■ Material for this task

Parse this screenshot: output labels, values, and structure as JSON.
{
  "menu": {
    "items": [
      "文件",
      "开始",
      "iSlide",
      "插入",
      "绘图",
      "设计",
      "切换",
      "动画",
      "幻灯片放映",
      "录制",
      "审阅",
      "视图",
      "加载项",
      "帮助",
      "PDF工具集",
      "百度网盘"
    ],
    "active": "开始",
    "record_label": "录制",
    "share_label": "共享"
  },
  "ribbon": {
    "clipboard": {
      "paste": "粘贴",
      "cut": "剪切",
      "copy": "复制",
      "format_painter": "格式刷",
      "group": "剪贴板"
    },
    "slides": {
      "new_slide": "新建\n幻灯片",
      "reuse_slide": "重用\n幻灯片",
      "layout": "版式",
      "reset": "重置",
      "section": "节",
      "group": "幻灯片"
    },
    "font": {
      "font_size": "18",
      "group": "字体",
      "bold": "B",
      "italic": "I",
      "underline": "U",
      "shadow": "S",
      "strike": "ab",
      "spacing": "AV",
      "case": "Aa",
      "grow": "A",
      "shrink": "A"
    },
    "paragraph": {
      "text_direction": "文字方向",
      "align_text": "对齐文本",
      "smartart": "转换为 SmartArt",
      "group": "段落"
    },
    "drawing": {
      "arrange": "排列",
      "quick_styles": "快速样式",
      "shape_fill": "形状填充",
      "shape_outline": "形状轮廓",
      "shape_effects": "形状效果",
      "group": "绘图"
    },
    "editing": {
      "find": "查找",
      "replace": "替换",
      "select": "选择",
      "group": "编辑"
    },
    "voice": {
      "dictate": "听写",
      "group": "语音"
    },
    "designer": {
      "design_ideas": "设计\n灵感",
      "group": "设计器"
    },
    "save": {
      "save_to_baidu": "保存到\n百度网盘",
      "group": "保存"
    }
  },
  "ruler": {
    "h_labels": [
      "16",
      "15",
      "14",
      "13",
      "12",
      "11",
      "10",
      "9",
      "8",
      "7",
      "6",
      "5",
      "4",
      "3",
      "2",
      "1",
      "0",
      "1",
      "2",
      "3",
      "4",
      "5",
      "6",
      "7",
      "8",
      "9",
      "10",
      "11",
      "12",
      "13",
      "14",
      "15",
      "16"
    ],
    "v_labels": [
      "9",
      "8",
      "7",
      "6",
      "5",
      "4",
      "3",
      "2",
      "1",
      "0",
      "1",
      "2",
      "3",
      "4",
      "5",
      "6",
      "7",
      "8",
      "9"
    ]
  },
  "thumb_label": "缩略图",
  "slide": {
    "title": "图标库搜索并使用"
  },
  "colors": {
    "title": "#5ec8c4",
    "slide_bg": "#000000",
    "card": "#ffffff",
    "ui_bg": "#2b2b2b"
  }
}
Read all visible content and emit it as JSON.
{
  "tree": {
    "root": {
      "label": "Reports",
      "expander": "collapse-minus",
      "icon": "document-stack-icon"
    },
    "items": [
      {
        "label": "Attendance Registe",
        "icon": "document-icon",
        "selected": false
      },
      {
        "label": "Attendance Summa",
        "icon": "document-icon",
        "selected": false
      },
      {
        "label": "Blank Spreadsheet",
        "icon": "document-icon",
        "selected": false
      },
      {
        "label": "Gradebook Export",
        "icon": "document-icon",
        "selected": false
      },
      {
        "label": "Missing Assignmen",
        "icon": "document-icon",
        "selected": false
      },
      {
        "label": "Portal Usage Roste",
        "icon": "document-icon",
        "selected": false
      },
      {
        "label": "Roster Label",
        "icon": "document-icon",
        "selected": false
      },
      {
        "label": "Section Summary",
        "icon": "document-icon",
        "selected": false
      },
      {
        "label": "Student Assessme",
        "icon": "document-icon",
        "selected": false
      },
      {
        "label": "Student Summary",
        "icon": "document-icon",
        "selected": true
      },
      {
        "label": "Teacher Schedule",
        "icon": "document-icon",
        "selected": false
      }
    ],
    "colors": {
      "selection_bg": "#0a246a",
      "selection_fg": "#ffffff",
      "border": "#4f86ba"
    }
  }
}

■ What this task involves
Print the records above exactly as they appear.

■ Task solution
Parse this screenshot: output labels, values, and structure as JSON.
{
  "menu": {
    "items": [
      "文件",
      "开始",
      "iSlide",
      "插入",
      "绘图",
      "设计",
      "切换",
      "动画",
      "幻灯片放映",
      "录制",
      "审阅",
      "视图",
      "加载项",
      "帮助",
      "PDF工具集",
      "百度网盘"
    ],
    "active": "开始",
    "record_label": "录制",
    "share_label": "共享"
  },
  "ribbon": {
    "clipboard": {
      "paste": "粘贴",
      "cut": "剪切",
      "copy": "复制",
      "format_painter": "格式刷",
      "group": "剪贴板"
    },
    "slides": {
      "new_slide": "新建\n幻灯片",
      "reuse_slide": "重用\n幻灯片",
      "layout": "版式",
      "reset": "重置",
      "section": "节",
      "group": "幻灯片"
    },
    "font": {
      "font_size": "18",
      "group": "字体",
      "bold": "B",
      "italic": "I",
      "underline": "U",
      "shadow": "S",
      "strike": "ab",
      "spacing": "AV",
      "case": "Aa",
      "grow": "A",
      "shrink": "A"
    },
    "paragraph": {
      "text_direction": "文字方向",
      "align_text": "对齐文本",
      "smartart": "转换为 SmartArt",
      "group": "段落"
    },
    "drawing": {
      "arrange": "排列",
      "quick_styles": "快速样式",
      "shape_fill": "形状填充",
      "shape_outline": "形状轮廓",
      "shape_effects": "形状效果",
      "group": "绘图"
    },
    "editing": {
      "find": "查找",
      "replace": "替换",
      "select": "选择",
      "group": "编辑"
    },
    "voice": {
      "dictate": "听写",
      "group": "语音"
    },
    "designer": {
      "design_ideas": "设计\n灵感",
      "group": "设计器"
    },
    "save": {
      "save_to_baidu": "保存到\n百度网盘",
      "group": "保存"
    }
  },
  "ruler": {
    "h_labels": [
      "16",
      "15",
      "14",
      "13",
      "12",
      "11",
      "10",
      "9",
      "8",
      "7",
      "6",
      "5",
      "4",
      "3",
      "2",
      "1",
      "0",
      "1",
      "2",
      "3",
      "4",
      "5",
      "6",
      "7",
      "8",
      "9",
      "10",
      "11",
      "12",
      "13",
      "14",
      "15",
      "16"
    ],
    "v_labels": [
      "9",
      "8",
      "7",
      "6",
      "5",
      "4",
      "3",
      "2",
      "1",
      "0",
      "1",
      "2",
      "3",
      "4",
      "5",
      "6",
      "7",
      "8",
      "9"
    ]
  },
  "thumb_label": "缩略图",
  "slide": {
    "title": "图标库搜索并使用"
  },
  "colors": {
    "title": "#5ec8c4",
    "slide_bg": "#000000",
    "card": "#ffffff",
    "ui_bg": "#2b2b2b"
  }
}
Read all visible content and emit it as JSON.
{
  "tree": {
    "root": {
      "label": "Reports",
      "expander": "collapse-minus",
      "icon": "document-stack-icon"
    },
    "items": [
      {
        "label": "Attendance Registe",
        "icon": "document-icon",
        "selected": false
      },
      {
        "label": "Attendance Summa",
        "icon": "document-icon",
        "selected": false
      },
      {
        "label": "Blank Spreadsheet",
        "icon": "document-icon",
        "selected": false
      },
      {
        "label": "Gradebook Export",
        "icon": "document-icon",
        "selected": false
      },
      {
        "label": "Missing Assignmen",
        "icon": "document-icon",
        "selected": false
      },
      {
        "label": "Portal Usage Roste",
        "icon": "document-icon",
        "selected": false
      },
      {
        "label": "Roster Label",
        "icon": "document-icon",
        "selected": false
      },
      {
        "label": "Section Summary",
        "icon": "document-icon",
        "selected": false
      },
      {
        "label": "Student Assessme",
        "icon": "document-icon",
        "selected": false
      },
      {
        "label": "Student Summary",
        "icon": "document-icon",
        "selected": true
      },
      {
        "label": "Teacher Schedule",
        "icon": "document-icon",
        "selected": false
      }
    ],
    "colors": {
      "selection_bg": "#0a246a",
      "selection_fg": "#ffffff",
      "border": "#4f86ba"
    }
  }
}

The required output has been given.